• Data for processing:
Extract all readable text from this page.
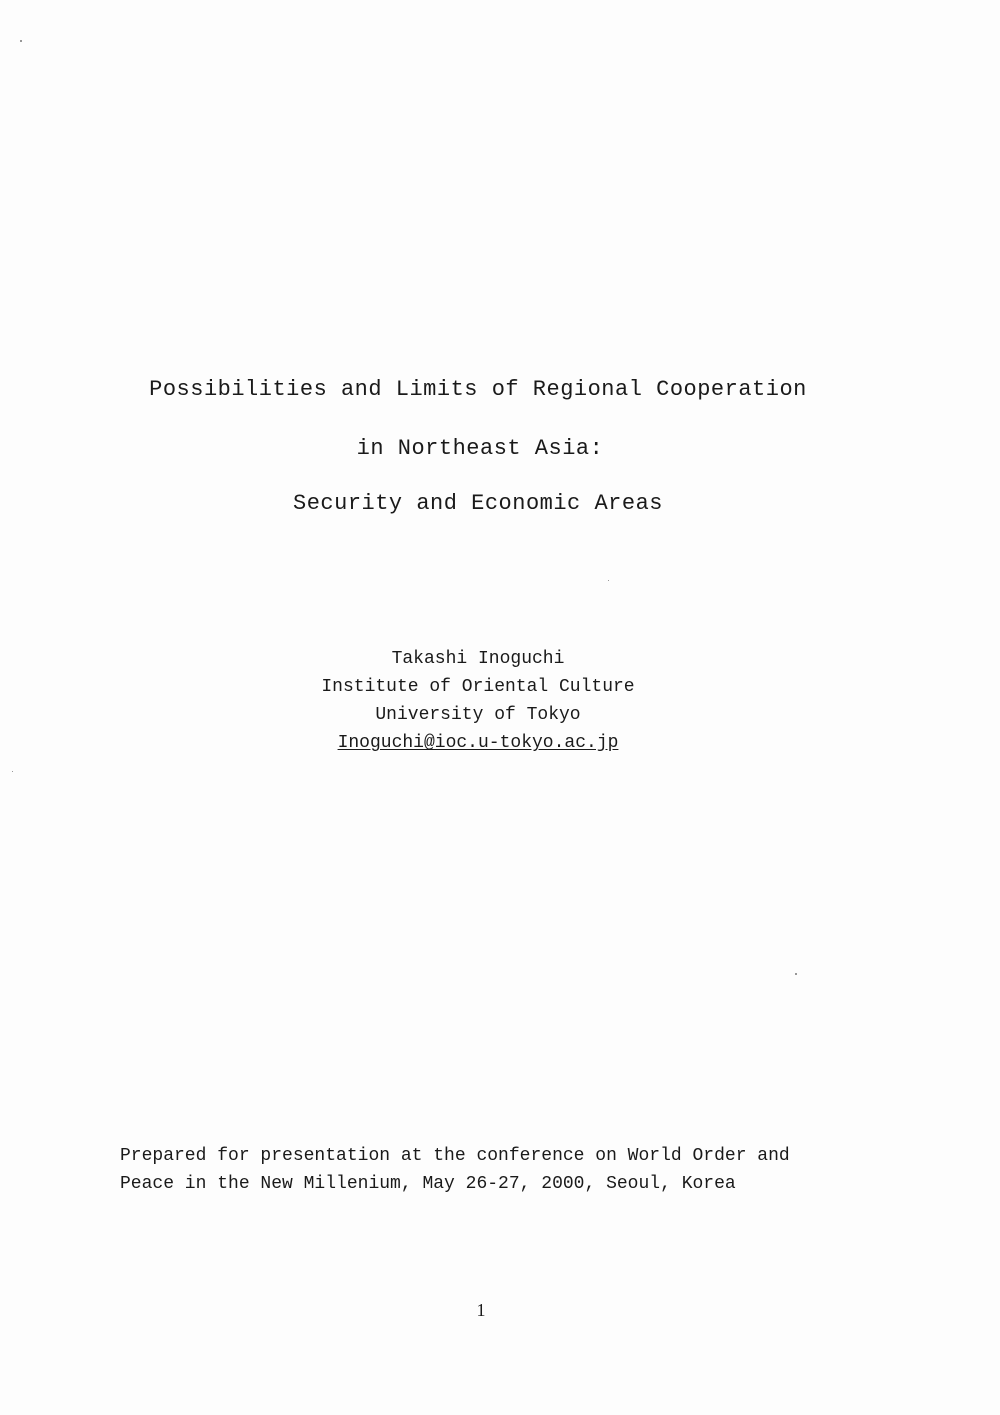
Possibilities and Limits of Regional Cooperation
in Northeast Asia:
Security and Economic Areas
Takashi Inoguchi
Institute of Oriental Culture
University of Tokyo
Inoguchi@ioc.u-tokyo.ac.jp
Prepared for presentation at the conference on World Order and
Peace in the New Millenium, May 26-27, 2000, Seoul, Korea
1
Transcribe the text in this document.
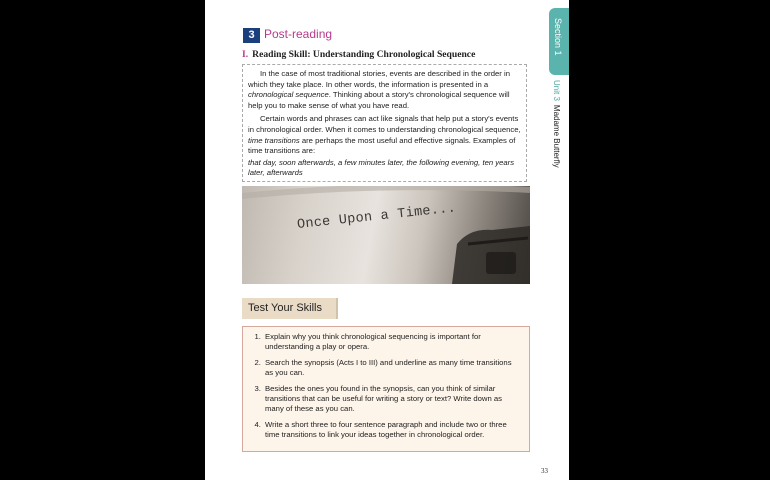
3 Post-reading
I. Reading Skill: Understanding Chronological Sequence

In the case of most traditional stories, events are described in the order in which they take place. In other words, the information is presented in a chronological sequence. Thinking about a story's chronological sequence will help you to make sense of what you have read.

Certain words and phrases can act like signals that help put a story's events in chronological order. When it comes to understanding chronological sequence, time transitions are perhaps the most useful and effective signals. Examples of time transitions are:

that day, soon afterwards, a few minutes later, the following evening, ten years later, afterwards

Once Upon a Time...
Test Your Skills
1. Explain why you think chronological sequencing is important for understanding a play or opera.
2. Search the synopsis (Acts I to III) and underline as many time transitions as you can.
3. Besides the ones you found in the synopsis, can you think of similar transitions that can be useful for writing a story or text? Write down as many of these as you can.
4. Write a short three to four sentence paragraph and include two or three time transitions to link your ideas together in chronological order.
33
Section 1
Unit 3Madame Butterfly
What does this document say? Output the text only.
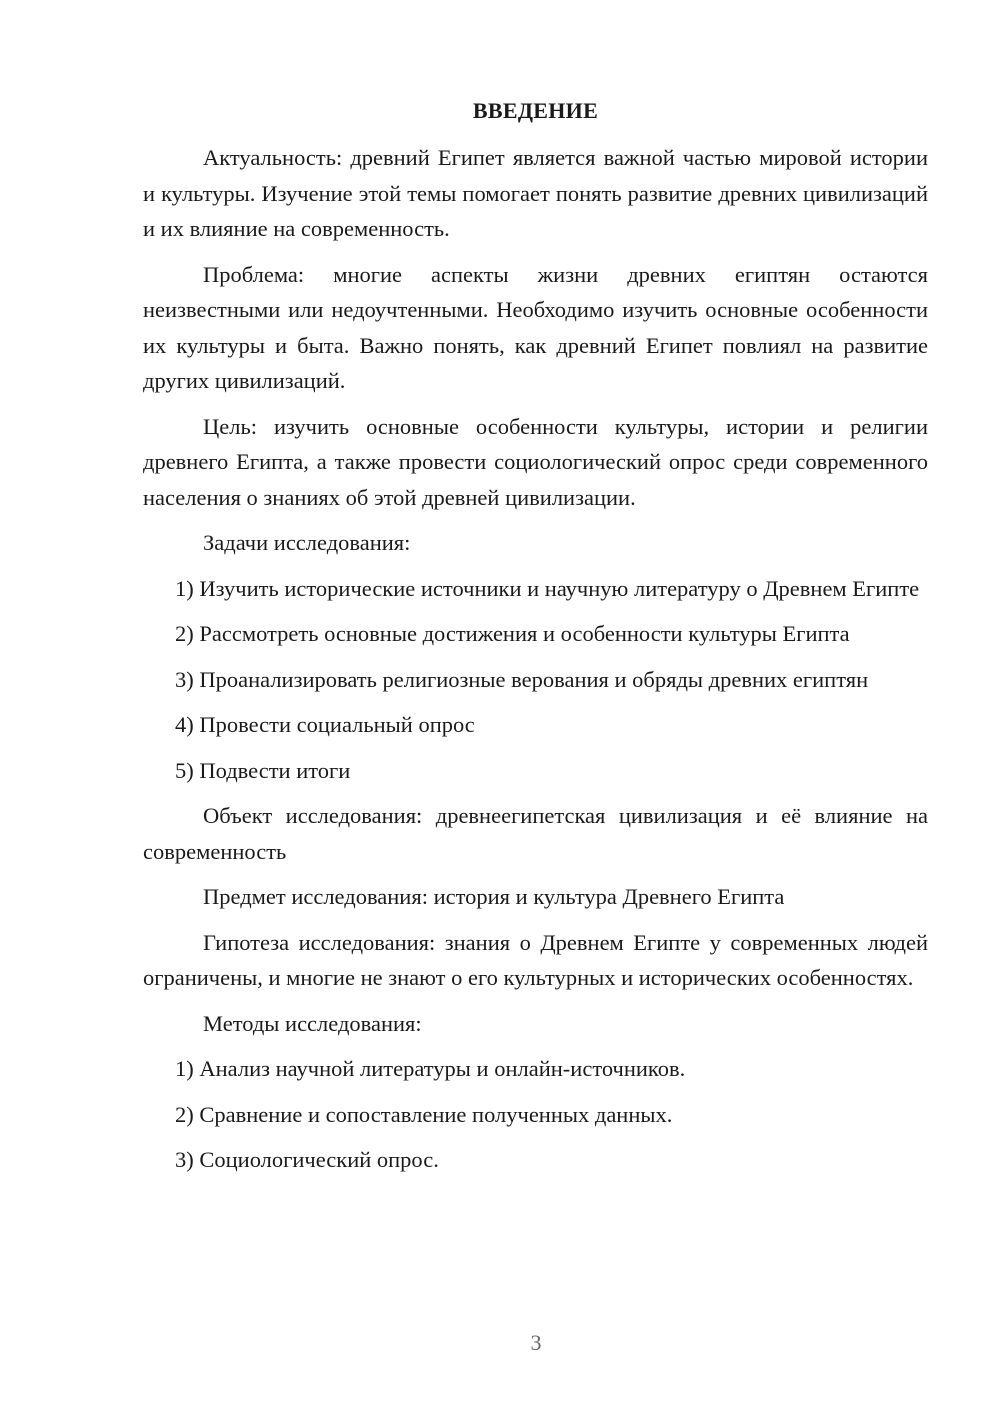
ВВЕДЕНИЕ

Актуальность: древний Египет является важной частью мировой истории и культуры. Изучение этой темы помогает понять развитие древних цивилизаций и их влияние на современность.

Проблема: многие аспекты жизни древних египтян остаются неизвестными или недоучтенными. Необходимо изучить основные особенности их культуры и быта. Важно понять, как древний Египет повлиял на развитие других цивилизаций.

Цель: изучить основные особенности культуры, истории и религии древнего Египта, а также провести социологический опрос среди современного населения о знаниях об этой древней цивилизации.

Задачи исследования:

1) Изучить исторические источники и научную литературу о Древнем Египте

2) Рассмотреть основные достижения и особенности культуры Египта

3) Проанализировать религиозные верования и обряды древних египтян

4) Провести социальный опрос

5) Подвести итоги

Объект исследования: древнеегипетская цивилизация и её влияние на современность

Предмет исследования: история и культура Древнего Египта

Гипотеза исследования: знания о Древнем Египте у современных людей ограничены, и многие не знают о его культурных и исторических особенностях.

Методы исследования:

1) Анализ научной литературы и онлайн-источников.

2) Сравнение и сопоставление полученных данных.

3) Социологический опрос.

3
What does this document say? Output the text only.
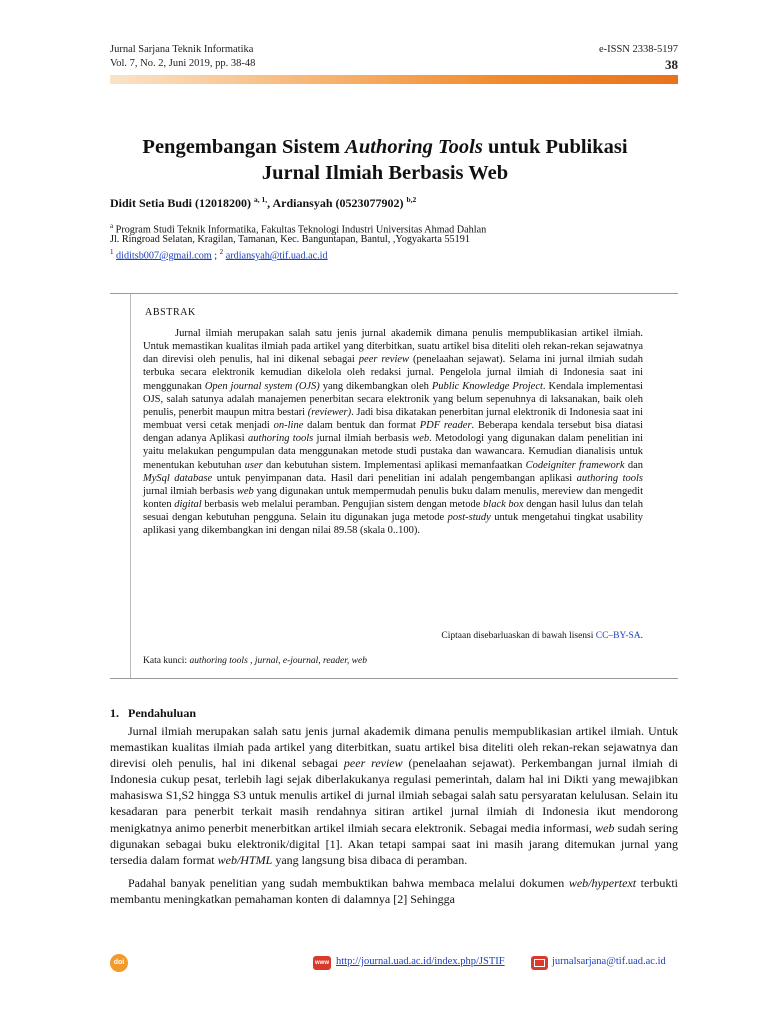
Jurnal Sarjana Teknik Informatika
Vol. 7, No. 2, Juni 2019, pp. 38-48
e-ISSN 2338-5197
38
Pengembangan Sistem Authoring Tools untuk Publikasi
Jurnal Ilmiah Berbasis Web
Didit Setia Budi (12018200) $^{a, 1,}$, Ardiansyah (0523077902) $^{b,2}$
$^a$ Program Studi Teknik Informatika, Fakultas Teknologi Industri Universitas Ahmad Dahlan
Jl. Ringroad Selatan, Kragilan, Tamanan, Kec. Banguntapan, Bantul, ,Yogyakarta 55191
$^1$ diditsb007@gmail.com ; $^2$ ardiansyah@tif.uad.ac.id
ABSTRAK

Jurnal ilmiah merupakan salah satu jenis jurnal akademik dimana penulis mempublikasian artikel ilmiah. Untuk memastikan kualitas ilmiah pada artikel yang diterbitkan, suatu artikel bisa diteliti oleh rekan-rekan sejawatnya dan direvisi oleh penulis, hal ini dikenal sebagai peer review (penelaahan sejawat). Selama ini jurnal ilmiah sudah terbuka secara elektronik kemudian dikelola oleh redaksi jurnal. Pengelola jurnal ilmiah di Indonesia saat ini menggunakan Open journal system (OJS) yang dikembangkan oleh Public Knowledge Project. Kendala implementasi OJS, salah satunya adalah manajemen penerbitan secara elektronik yang belum sepenuhnya di laksanakan, baik oleh penulis, penerbit maupun mitra bestari (reviewer). Jadi bisa dikatakan penerbitan jurnal elektronik di Indonesia saat ini membuat versi cetak menjadi on-line dalam bentuk dan format PDF reader. Beberapa kendala tersebut bisa diatasi dengan adanya Aplikasi authoring tools jurnal ilmiah berbasis web. Metodologi yang digunakan dalam penelitian ini yaitu melakukan pengumpulan data menggunakan metode studi pustaka dan wawancara. Kemudian dianalisis untuk menentukan kebutuhan user dan kebutuhan sistem. Implementasi aplikasi memanfaatkan Codeigniter framework dan MySql database untuk penyimpanan data. Hasil dari penelitian ini adalah pengembangan aplikasi authoring tools jurnal ilmiah berbasis web yang digunakan untuk mempermudah penulis buku dalam menulis, mereview dan mengedit konten digital berbasis web melalui peramban. Pengujian sistem dengan metode black box dengan hasil lulus dan telah sesuai dengan kebutuhan pengguna. Selain itu digunakan juga metode post-study untuk mengetahui tingkat usability aplikasi yang dikembangkan ini dengan nilai 89.58 (skala 0..100).

Ciptaan disebarluaskan di bawah lisensi CC–BY-SA.
Kata kunci: authoring tools , jurnal, e-journal, reader, web
1.   Pendahuluan

Jurnal ilmiah merupakan salah satu jenis jurnal akademik dimana penulis mempublikasian artikel ilmiah. Untuk memastikan kualitas ilmiah pada artikel yang diterbitkan, suatu artikel bisa diteliti oleh rekan-rekan sejawatnya dan direvisi oleh penulis, hal ini dikenal sebagai peer review (penelaahan sejawat). Perkembangan jurnal ilmiah di Indonesia cukup pesat, terlebih lagi sejak diberlakukanya regulasi pemerintah, dalam hal ini Dikti yang mewajibkan mahasiswa S1,S2 hingga S3 untuk menulis artikel di jurnal ilmiah sebagai salah satu persyaratan kelulusan. Selain itu kesadaran para penerbit terkait masih rendahnya sitiran artikel jurnal ilmiah di Indonesia ikut mendorong menigkatnya animo penerbit menerbitkan artikel ilmiah secara elektronik. Sebagai media informasi, web sudah sering digunakan sebagai buku elektronik/digital [1]. Akan tetapi sampai saat ini masih jarang ditemukan jurnal yang tersedia dalam format web/HTML yang langsung bisa dibaca di peramban.

Padahal banyak penelitian yang sudah membuktikan bahwa membaca melalui dokumen web/hypertext terbukti membantu meningkatkan pemahaman konten di dalamnya [2] Sehingga

doi	www http://journal.uad.ac.id/index.php/JSTIF	jurnalsarjana@tif.uad.ac.id
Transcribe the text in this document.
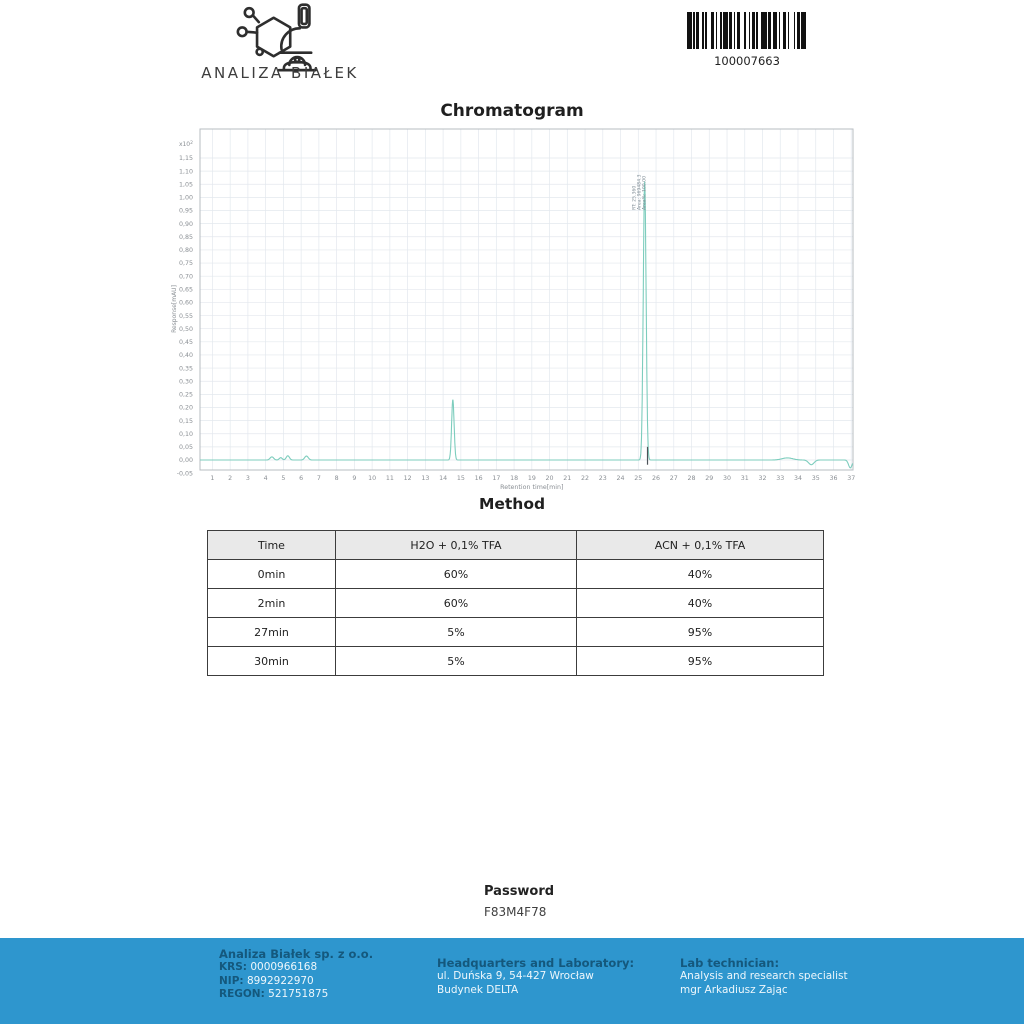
ANALIZA BIAŁEK
100007663
Chromatogram
-0,05
0,00
0,05
0,10
0,15
0,20
0,25
0,30
0,35
0,40
0,45
0,50
0,55
0,60
0,65
0,70
0,75
0,80
0,85
0,90
0,95
1,00
1,05
1,10
1,15
$x10^2$
1 2 3 4 5 6 7 8 9 10 11 12 13 14 15 16 17 18 19 20 21 22 23 24 25 26 27 28 29 30 31 32 33 34 35 36 37
Retention time[min]
Response[mAU]
RT: 25.360 Area: 969484.3 Area%: 100.00
Method
Time	H2O + 0,1% TFA	ACN + 0,1% TFA
0min	60%	40%
2min	60%	40%
27min	5%	95%
30min	5%	95%
Password
F83M4F78
Analiza Białek sp. z o.o.
KRS: 0000966168
NIP: 8992922970
REGON: 521751875
Headquarters and Laboratory:
ul. Duńska 9, 54-427 Wrocław
Budynek DELTA
Lab technician:
Analysis and research specialist
mgr Arkadiusz Zając
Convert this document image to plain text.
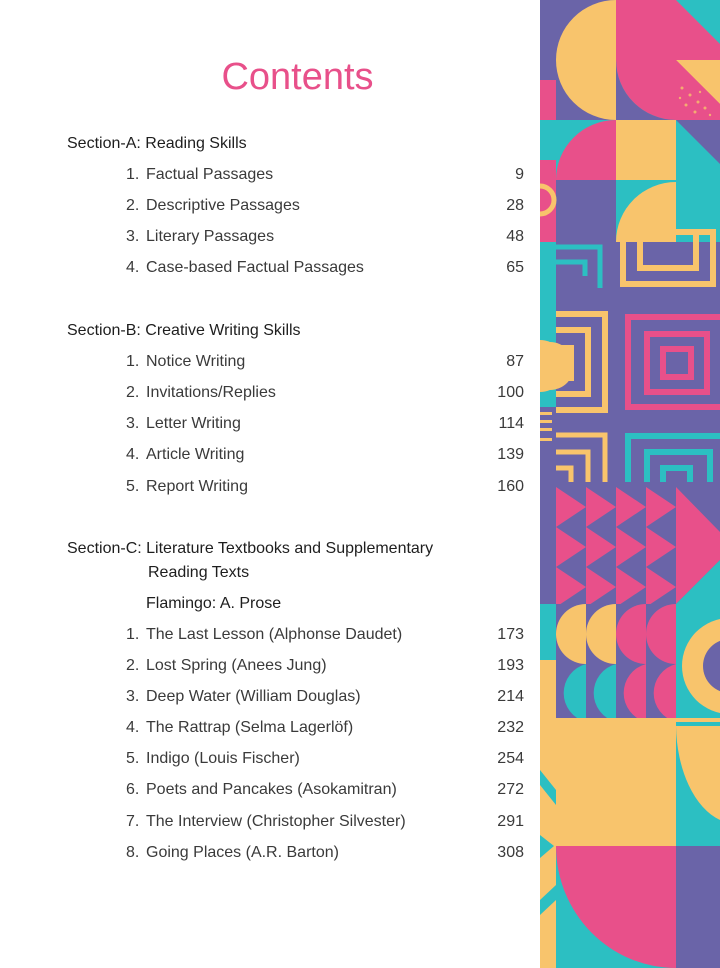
Contents
Section-A: Reading Skills
1. Factual Passages	9
2. Descriptive Passages	28
3. Literary Passages	48
4. Case-based Factual Passages	65
Section-B: Creative Writing Skills
1. Notice Writing	87
2. Invitations/Replies	100
3. Letter Writing	114
4. Article Writing	139
5. Report Writing	160
Section-C: Literature Textbooks and Supplementary
Reading Texts
Flamingo: A. Prose
1. The Last Lesson (Alphonse Daudet)	173
2. Lost Spring (Anees Jung)	193
3. Deep Water (William Douglas)	214
4. The Rattrap (Selma Lagerlöf)	232
5. Indigo (Louis Fischer)	254
6. Poets and Pancakes (Asokamitran)	272
7. The Interview (Christopher Silvester)	291
8. Going Places (A.R. Barton)	308
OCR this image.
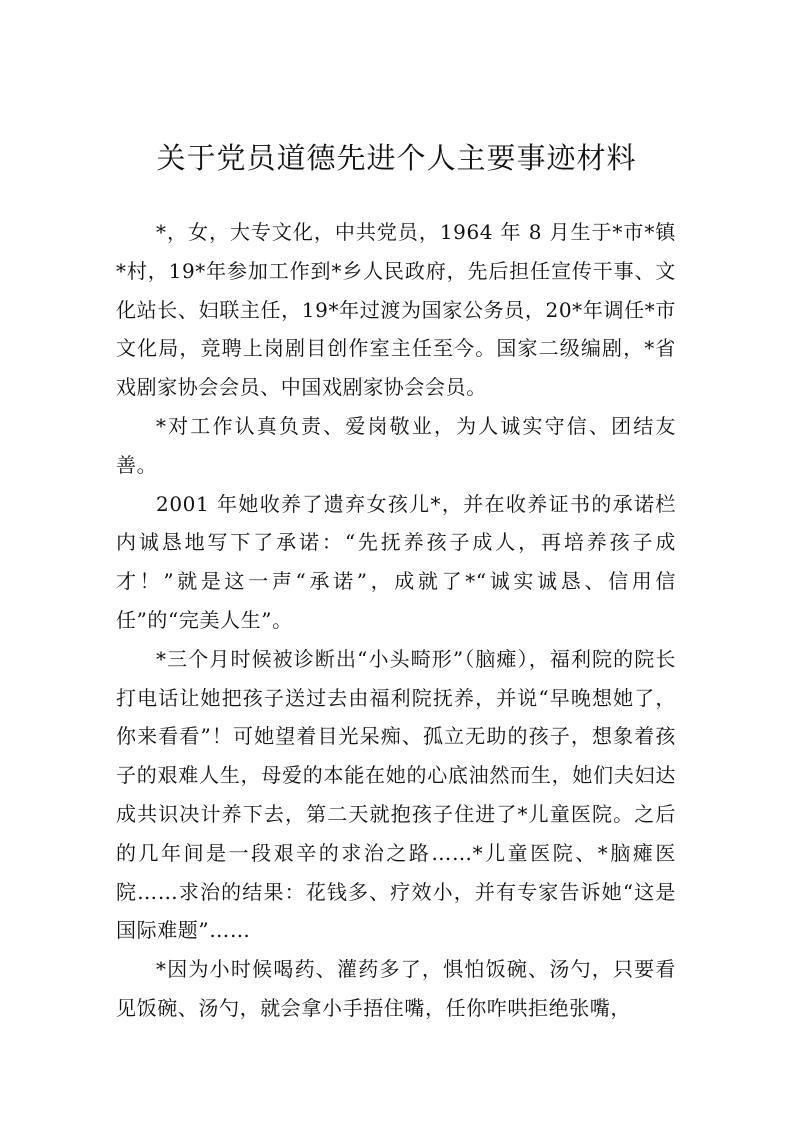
关于党员道德先进个人主要事迹材料

*，女，大专文化，中共党员，1964 年 8 月生于*市*镇*村，19*年参加工作到*乡人民政府，先后担任宣传干事、文化站长、妇联主任，19*年过渡为国家公务员，20*年调任*市文化局，竞聘上岗剧目创作室主任至今。国家二级编剧，*省戏剧家协会会员、中国戏剧家协会会员。

*对工作认真负责、爱岗敬业，为人诚实守信、团结友善。

2001 年她收养了遗弃女孩儿*，并在收养证书的承诺栏内诚恳地写下了承诺：“先抚养孩子成人，再培养孩子成才！”就是这一声“承诺”，成就了*“诚实诚恳、信用信任”的“完美人生”。

*三个月时候被诊断出“小头畸形”（脑瘫），福利院的院长打电话让她把孩子送过去由福利院抚养，并说“早晚想她了，你来看看”！可她望着目光呆痴、孤立无助的孩子，想象着孩子的艰难人生，母爱的本能在她的心底油然而生，她们夫妇达成共识决计养下去，第二天就抱孩子住进了*儿童医院。之后的几年间是一段艰辛的求治之路……*儿童医院、*脑瘫医院……求治的结果：花钱多、疗效小，并有专家告诉她“这是国际难题”……

*因为小时候喝药、灌药多了，惧怕饭碗、汤勺，只要看见饭碗、汤勺，就会拿小手捂住嘴，任你咋哄拒绝张嘴，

• Stated goal: From the entries above, copy every line where the word "особенности" shows up.

• Task response:
Проблема: многие аспекты жизни древних египтян остаются неизвестными или недоучтенными. Необходимо изучить основные особенности их культуры и быта. Важно понять, как древний Египет повлиял на развитие других цивилизаций.
Цель: изучить основные особенности культуры, истории и религии древнего Египта, а также провести социологический опрос среди современного населения о знаниях об этой древней цивилизации.
2) Рассмотреть основные достижения и особенности культуры Египта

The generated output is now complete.